FAÇA O SEGUINTE ::
Reproduza, sem qualquer alteração, todas as linhas dos registros a seguir, deixando as imagens de fora da resposta.

DADOS DE ENTRADA ::
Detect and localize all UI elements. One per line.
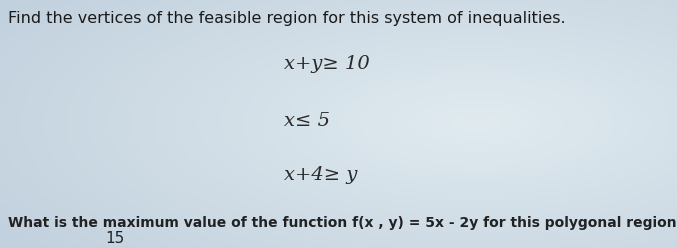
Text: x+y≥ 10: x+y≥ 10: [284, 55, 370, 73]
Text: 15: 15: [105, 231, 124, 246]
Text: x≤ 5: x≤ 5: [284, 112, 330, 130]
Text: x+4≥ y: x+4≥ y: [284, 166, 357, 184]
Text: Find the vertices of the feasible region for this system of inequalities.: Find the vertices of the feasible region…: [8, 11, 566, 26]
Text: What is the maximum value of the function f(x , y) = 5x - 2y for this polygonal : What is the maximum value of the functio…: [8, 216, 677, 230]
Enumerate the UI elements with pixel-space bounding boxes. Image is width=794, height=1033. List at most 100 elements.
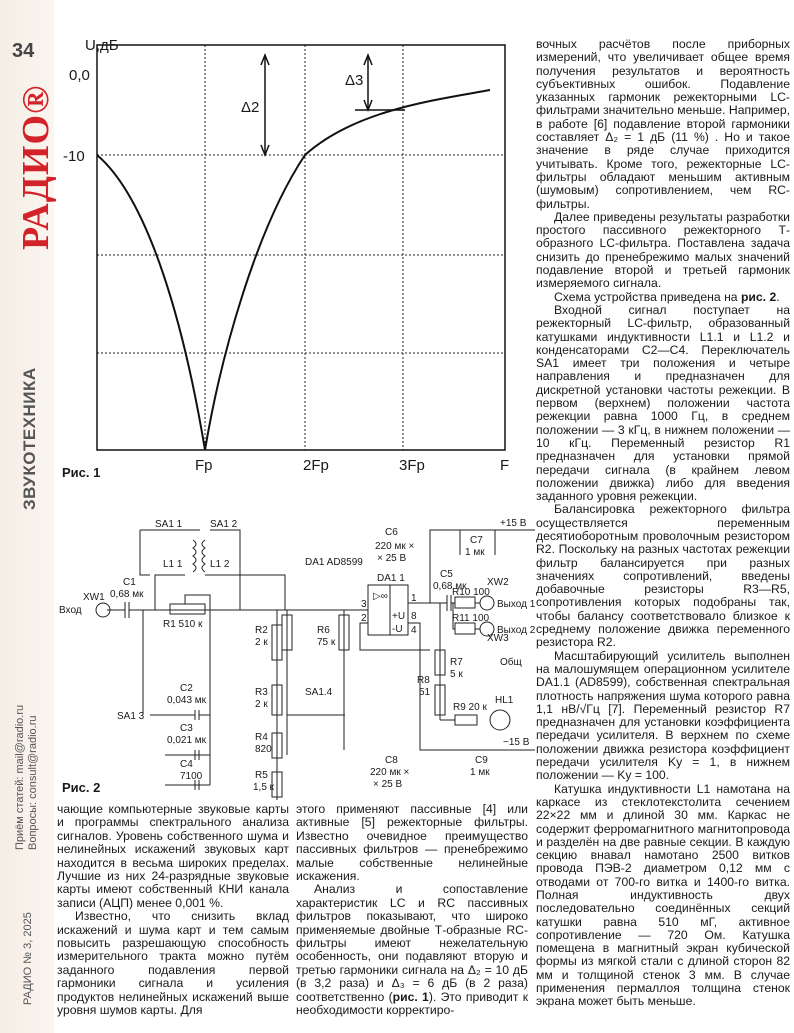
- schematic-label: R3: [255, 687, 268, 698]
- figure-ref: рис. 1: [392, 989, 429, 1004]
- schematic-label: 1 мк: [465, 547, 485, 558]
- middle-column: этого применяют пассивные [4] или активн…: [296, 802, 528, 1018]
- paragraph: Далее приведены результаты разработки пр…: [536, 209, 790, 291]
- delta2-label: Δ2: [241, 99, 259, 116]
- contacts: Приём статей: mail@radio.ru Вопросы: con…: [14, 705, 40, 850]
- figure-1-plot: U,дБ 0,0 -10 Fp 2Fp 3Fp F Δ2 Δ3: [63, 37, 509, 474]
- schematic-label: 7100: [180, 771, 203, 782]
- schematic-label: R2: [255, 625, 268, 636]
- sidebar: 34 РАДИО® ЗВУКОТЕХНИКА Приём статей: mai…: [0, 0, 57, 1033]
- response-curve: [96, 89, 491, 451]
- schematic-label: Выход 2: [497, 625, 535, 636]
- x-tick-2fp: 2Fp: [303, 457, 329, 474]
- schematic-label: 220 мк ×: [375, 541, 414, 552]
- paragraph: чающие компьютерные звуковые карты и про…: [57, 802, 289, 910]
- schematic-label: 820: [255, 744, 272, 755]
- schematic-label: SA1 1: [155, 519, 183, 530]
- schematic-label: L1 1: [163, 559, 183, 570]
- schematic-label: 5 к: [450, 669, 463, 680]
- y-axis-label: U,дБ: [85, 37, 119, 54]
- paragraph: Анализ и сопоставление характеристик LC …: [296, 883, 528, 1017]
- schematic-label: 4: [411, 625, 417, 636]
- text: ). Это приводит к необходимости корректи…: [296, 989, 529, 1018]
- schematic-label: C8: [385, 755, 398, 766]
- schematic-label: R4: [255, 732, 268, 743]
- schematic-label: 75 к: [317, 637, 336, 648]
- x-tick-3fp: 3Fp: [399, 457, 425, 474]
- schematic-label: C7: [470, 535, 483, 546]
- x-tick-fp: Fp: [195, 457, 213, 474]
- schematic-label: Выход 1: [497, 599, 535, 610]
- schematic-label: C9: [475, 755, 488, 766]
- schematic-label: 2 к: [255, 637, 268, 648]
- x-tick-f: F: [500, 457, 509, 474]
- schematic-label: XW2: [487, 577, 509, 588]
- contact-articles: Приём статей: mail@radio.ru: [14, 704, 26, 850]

SAÍDA ESPERADA ::
Detect and localize all UI elements. One per line.
Text: x+y≥ 10: x+y≥ 10: [284, 55, 370, 73]
Text: 15: 15: [105, 231, 124, 246]
Text: x≤ 5: x≤ 5: [284, 112, 330, 130]
Text: x+4≥ y: x+4≥ y: [284, 166, 357, 184]
Text: Find the vertices of the feasible region for this system of inequalities.: Find the vertices of the feasible region…: [8, 11, 566, 26]
Text: What is the maximum value of the function f(x , y) = 5x - 2y for this polygonal : What is the maximum value of the functio…: [8, 216, 677, 230]
Enumerate the UI elements with pixel-space bounding boxes. Image is width=794, height=1033. List at most 100 elements.
- schematic-label: R3: [255, 687, 268, 698]
- figure-ref: рис. 1: [392, 989, 429, 1004]
- schematic-label: 1 мк: [465, 547, 485, 558]
- middle-column: этого применяют пассивные [4] или активн…: [296, 802, 528, 1018]
- paragraph: Далее приведены результаты разработки пр…: [536, 209, 790, 291]
- delta2-label: Δ2: [241, 99, 259, 116]
- contacts: Приём статей: mail@radio.ru Вопросы: con…: [14, 705, 40, 850]
- figure-1-plot: U,дБ 0,0 -10 Fp 2Fp 3Fp F Δ2 Δ3: [63, 37, 509, 474]
- schematic-label: 7100: [180, 771, 203, 782]
- schematic-label: R2: [255, 625, 268, 636]
- sidebar: 34 РАДИО® ЗВУКОТЕХНИКА Приём статей: mai…: [0, 0, 57, 1033]
- response-curve: [96, 89, 491, 451]
- schematic-label: Выход 2: [497, 625, 535, 636]
- x-tick-2fp: 2Fp: [303, 457, 329, 474]
- schematic-label: 220 мк ×: [375, 541, 414, 552]
- paragraph: чающие компьютерные звуковые карты и про…: [57, 802, 289, 910]
- schematic-label: 820: [255, 744, 272, 755]
- schematic-label: SA1 1: [155, 519, 183, 530]
- schematic-label: L1 1: [163, 559, 183, 570]
- schematic-label: 5 к: [450, 669, 463, 680]
- y-axis-label: U,дБ: [85, 37, 119, 54]
- paragraph: Анализ и сопоставление характеристик LC …: [296, 883, 528, 1017]
- schematic-label: 4: [411, 625, 417, 636]
- text: ). Это приводит к необходимости корректи…: [296, 989, 529, 1018]
- schematic-label: C8: [385, 755, 398, 766]
- schematic-label: R4: [255, 732, 268, 743]
- schematic-label: 75 к: [317, 637, 336, 648]
- x-tick-3fp: 3Fp: [399, 457, 425, 474]
- schematic-label: C7: [470, 535, 483, 546]
- x-tick-fp: Fp: [195, 457, 213, 474]
- schematic-label: Выход 1: [497, 599, 535, 610]
- schematic-label: C9: [475, 755, 488, 766]
- schematic-label: 2 к: [255, 637, 268, 648]
- x-tick-f: F: [500, 457, 509, 474]
- schematic-label: XW2: [487, 577, 509, 588]
- contact-articles: Приём статей: mail@radio.ru: [14, 704, 26, 850]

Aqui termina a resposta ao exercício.